Exercise directions:
For each line that holds "letter", copy the line out.

::: Information given :::

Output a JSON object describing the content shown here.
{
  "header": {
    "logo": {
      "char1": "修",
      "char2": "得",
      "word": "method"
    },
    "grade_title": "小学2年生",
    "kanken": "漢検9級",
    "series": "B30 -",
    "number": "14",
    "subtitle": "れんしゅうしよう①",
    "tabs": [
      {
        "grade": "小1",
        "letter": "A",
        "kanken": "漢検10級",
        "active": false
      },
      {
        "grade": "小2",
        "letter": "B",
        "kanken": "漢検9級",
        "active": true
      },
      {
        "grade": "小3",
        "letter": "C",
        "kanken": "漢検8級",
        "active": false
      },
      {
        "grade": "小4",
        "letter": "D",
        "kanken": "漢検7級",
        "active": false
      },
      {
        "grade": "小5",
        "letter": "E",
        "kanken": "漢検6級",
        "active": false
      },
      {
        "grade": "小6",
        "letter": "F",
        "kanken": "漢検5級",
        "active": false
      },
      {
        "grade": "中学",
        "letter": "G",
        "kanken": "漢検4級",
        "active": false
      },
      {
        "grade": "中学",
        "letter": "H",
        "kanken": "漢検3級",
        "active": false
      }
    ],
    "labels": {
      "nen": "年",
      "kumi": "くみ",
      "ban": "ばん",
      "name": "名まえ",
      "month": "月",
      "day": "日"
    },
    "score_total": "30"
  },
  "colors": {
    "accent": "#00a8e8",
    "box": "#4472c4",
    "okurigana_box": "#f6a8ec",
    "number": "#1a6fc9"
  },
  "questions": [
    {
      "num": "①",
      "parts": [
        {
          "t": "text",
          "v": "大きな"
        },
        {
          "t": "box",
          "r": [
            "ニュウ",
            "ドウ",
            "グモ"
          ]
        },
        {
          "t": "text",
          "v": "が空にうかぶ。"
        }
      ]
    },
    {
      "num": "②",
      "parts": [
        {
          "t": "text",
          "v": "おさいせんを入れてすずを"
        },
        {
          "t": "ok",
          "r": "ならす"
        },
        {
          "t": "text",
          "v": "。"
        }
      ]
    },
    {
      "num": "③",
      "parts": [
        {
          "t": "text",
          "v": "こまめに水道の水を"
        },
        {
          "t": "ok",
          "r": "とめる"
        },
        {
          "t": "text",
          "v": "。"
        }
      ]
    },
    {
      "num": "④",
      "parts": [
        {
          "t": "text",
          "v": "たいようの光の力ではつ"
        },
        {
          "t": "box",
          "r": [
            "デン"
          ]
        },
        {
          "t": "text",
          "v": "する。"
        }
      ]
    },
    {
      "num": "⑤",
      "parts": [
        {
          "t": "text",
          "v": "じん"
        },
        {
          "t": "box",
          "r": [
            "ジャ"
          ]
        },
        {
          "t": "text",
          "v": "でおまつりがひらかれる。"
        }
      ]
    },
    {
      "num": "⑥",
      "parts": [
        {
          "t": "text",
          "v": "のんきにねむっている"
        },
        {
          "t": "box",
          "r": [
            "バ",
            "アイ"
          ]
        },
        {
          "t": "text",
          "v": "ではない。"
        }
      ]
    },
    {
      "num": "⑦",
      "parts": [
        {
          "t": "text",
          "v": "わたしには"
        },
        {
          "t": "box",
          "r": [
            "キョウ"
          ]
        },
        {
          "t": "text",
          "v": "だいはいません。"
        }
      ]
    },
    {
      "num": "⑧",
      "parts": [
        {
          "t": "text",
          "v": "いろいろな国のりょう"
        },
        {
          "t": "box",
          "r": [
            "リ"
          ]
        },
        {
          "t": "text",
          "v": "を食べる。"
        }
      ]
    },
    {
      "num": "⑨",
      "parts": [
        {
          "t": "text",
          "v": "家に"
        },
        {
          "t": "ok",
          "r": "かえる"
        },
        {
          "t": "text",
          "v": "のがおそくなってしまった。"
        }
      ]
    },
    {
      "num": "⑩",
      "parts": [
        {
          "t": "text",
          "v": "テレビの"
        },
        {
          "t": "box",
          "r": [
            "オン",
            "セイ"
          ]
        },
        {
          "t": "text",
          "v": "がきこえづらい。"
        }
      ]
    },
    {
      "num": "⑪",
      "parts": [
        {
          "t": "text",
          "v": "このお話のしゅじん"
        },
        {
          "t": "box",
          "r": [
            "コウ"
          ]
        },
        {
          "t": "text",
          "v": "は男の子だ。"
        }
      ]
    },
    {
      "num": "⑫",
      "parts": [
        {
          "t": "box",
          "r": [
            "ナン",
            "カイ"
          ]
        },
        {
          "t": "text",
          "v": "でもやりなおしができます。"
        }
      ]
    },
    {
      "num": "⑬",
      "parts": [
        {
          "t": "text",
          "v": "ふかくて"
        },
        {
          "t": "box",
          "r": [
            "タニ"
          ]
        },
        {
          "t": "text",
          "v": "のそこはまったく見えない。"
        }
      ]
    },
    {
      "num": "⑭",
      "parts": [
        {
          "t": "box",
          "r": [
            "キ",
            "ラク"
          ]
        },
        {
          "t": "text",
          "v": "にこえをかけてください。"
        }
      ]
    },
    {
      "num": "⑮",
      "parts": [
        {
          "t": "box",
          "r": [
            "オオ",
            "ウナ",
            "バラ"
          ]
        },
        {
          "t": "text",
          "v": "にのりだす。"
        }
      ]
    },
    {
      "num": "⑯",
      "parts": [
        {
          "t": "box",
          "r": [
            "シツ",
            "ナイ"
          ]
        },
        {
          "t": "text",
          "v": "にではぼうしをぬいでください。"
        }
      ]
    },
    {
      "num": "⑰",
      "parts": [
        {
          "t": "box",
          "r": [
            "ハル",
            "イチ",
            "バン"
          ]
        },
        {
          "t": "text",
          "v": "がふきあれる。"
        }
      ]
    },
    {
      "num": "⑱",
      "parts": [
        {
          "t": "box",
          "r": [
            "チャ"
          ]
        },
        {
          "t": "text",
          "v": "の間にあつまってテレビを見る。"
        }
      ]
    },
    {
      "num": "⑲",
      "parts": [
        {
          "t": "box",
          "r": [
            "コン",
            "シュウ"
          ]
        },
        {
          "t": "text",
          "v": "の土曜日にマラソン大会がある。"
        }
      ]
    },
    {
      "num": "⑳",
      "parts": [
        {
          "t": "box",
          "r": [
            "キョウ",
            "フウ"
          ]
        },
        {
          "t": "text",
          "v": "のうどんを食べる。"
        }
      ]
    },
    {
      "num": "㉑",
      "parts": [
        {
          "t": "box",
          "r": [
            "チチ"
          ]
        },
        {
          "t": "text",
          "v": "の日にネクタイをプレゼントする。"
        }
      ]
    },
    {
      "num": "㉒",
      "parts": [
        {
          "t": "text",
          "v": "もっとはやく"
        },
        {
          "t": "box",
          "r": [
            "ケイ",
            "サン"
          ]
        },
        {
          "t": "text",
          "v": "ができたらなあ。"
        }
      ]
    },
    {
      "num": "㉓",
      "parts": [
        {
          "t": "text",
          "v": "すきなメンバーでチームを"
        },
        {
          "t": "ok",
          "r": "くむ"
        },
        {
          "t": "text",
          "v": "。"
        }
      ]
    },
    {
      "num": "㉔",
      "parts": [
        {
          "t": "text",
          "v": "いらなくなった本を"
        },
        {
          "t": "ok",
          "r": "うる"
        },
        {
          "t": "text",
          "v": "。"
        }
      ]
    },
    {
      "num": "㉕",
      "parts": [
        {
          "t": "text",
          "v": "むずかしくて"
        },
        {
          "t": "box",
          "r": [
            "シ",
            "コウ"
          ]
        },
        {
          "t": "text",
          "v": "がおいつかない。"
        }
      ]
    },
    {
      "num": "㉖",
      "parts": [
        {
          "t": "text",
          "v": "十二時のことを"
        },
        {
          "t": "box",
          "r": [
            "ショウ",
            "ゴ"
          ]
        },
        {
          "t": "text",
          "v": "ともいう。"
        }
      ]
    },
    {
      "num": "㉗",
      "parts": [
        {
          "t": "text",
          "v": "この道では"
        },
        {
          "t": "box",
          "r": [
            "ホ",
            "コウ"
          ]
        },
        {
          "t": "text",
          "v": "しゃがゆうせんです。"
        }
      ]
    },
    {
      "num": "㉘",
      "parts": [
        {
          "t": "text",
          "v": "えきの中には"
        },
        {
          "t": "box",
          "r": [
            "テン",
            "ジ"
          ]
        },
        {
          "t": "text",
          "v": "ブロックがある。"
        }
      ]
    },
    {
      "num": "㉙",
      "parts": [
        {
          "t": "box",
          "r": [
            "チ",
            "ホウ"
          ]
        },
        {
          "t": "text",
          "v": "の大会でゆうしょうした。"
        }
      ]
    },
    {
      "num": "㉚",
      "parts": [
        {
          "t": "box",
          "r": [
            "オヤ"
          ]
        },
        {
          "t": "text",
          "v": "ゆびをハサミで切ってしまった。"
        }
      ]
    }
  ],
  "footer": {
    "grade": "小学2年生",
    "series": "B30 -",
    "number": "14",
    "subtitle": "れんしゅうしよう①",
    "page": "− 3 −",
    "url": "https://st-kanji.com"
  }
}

:::

Reply to the task:
        "letter": "A",
        "letter": "B",
        "letter": "C",
        "letter": "D",
        "letter": "E",
        "letter": "F",
        "letter": "G",
        "letter": "H",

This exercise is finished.